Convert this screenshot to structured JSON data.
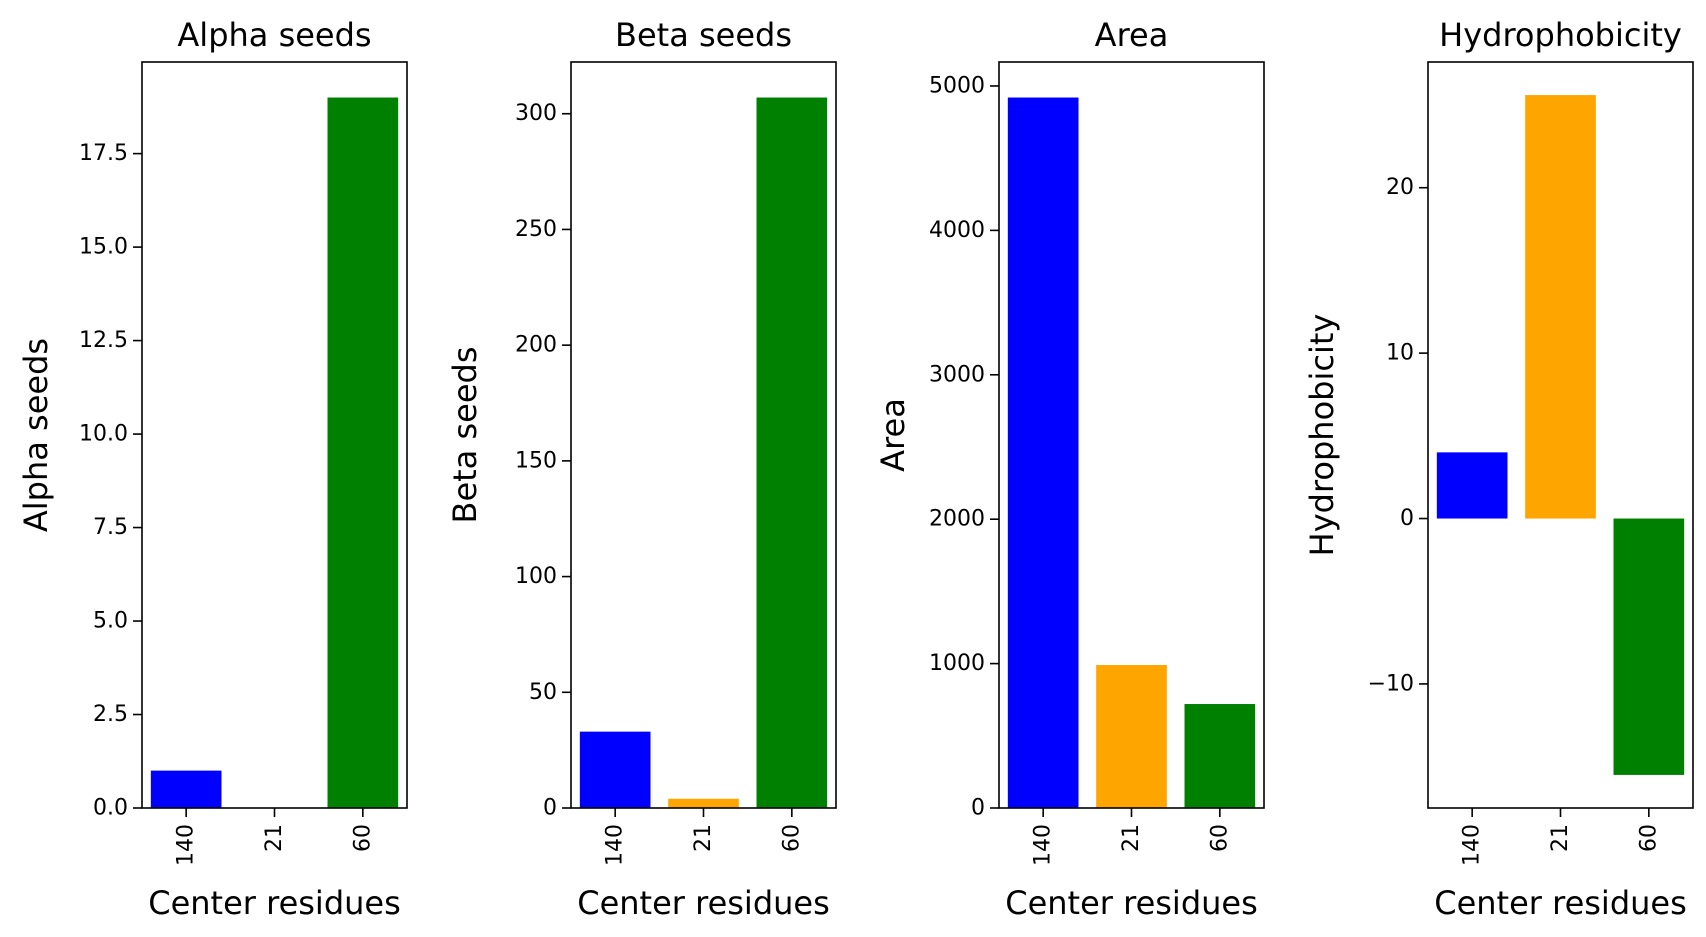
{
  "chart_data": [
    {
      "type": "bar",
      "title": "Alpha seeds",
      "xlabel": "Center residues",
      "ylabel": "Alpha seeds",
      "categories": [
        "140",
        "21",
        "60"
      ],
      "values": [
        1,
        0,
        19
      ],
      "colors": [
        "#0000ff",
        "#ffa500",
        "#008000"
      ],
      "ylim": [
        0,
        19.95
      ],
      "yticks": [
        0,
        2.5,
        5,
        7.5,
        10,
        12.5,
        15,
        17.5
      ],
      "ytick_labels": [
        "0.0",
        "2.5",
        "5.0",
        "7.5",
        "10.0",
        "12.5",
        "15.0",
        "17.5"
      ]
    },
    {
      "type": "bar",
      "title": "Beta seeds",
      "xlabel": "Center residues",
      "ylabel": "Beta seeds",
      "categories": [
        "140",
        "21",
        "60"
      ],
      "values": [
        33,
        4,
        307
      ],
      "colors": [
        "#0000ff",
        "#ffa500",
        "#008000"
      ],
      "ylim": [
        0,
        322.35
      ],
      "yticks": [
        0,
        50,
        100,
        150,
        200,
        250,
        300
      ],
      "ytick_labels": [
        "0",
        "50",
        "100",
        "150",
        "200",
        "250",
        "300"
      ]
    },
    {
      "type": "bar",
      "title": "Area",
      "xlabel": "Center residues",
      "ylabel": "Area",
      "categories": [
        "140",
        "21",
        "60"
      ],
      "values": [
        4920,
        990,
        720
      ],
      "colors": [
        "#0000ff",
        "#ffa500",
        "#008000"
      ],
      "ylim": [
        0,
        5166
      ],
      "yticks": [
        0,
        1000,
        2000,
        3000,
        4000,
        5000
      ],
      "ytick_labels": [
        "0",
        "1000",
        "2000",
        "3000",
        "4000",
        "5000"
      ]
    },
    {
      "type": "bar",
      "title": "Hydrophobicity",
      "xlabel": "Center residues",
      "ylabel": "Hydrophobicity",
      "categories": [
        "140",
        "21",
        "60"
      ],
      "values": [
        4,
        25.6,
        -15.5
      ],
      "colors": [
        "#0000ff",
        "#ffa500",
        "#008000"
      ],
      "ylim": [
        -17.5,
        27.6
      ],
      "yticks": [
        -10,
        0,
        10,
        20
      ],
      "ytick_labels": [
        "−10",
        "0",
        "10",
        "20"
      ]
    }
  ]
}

> AIM OF THE EXERCISE
Extract the full listing above verbatim; pictures are to be left out of the copy.

> SOLUTION
Convert this screenshot to structured JSON data.
{
  "chart_data": [
    {
      "type": "bar",
      "title": "Alpha seeds",
      "xlabel": "Center residues",
      "ylabel": "Alpha seeds",
      "categories": [
        "140",
        "21",
        "60"
      ],
      "values": [
        1,
        0,
        19
      ],
      "colors": [
        "#0000ff",
        "#ffa500",
        "#008000"
      ],
      "ylim": [
        0,
        19.95
      ],
      "yticks": [
        0,
        2.5,
        5,
        7.5,
        10,
        12.5,
        15,
        17.5
      ],
      "ytick_labels": [
        "0.0",
        "2.5",
        "5.0",
        "7.5",
        "10.0",
        "12.5",
        "15.0",
        "17.5"
      ]
    },
    {
      "type": "bar",
      "title": "Beta seeds",
      "xlabel": "Center residues",
      "ylabel": "Beta seeds",
      "categories": [
        "140",
        "21",
        "60"
      ],
      "values": [
        33,
        4,
        307
      ],
      "colors": [
        "#0000ff",
        "#ffa500",
        "#008000"
      ],
      "ylim": [
        0,
        322.35
      ],
      "yticks": [
        0,
        50,
        100,
        150,
        200,
        250,
        300
      ],
      "ytick_labels": [
        "0",
        "50",
        "100",
        "150",
        "200",
        "250",
        "300"
      ]
    },
    {
      "type": "bar",
      "title": "Area",
      "xlabel": "Center residues",
      "ylabel": "Area",
      "categories": [
        "140",
        "21",
        "60"
      ],
      "values": [
        4920,
        990,
        720
      ],
      "colors": [
        "#0000ff",
        "#ffa500",
        "#008000"
      ],
      "ylim": [
        0,
        5166
      ],
      "yticks": [
        0,
        1000,
        2000,
        3000,
        4000,
        5000
      ],
      "ytick_labels": [
        "0",
        "1000",
        "2000",
        "3000",
        "4000",
        "5000"
      ]
    },
    {
      "type": "bar",
      "title": "Hydrophobicity",
      "xlabel": "Center residues",
      "ylabel": "Hydrophobicity",
      "categories": [
        "140",
        "21",
        "60"
      ],
      "values": [
        4,
        25.6,
        -15.5
      ],
      "colors": [
        "#0000ff",
        "#ffa500",
        "#008000"
      ],
      "ylim": [
        -17.5,
        27.6
      ],
      "yticks": [
        -10,
        0,
        10,
        20
      ],
      "ytick_labels": [
        "−10",
        "0",
        "10",
        "20"
      ]
    }
  ]
}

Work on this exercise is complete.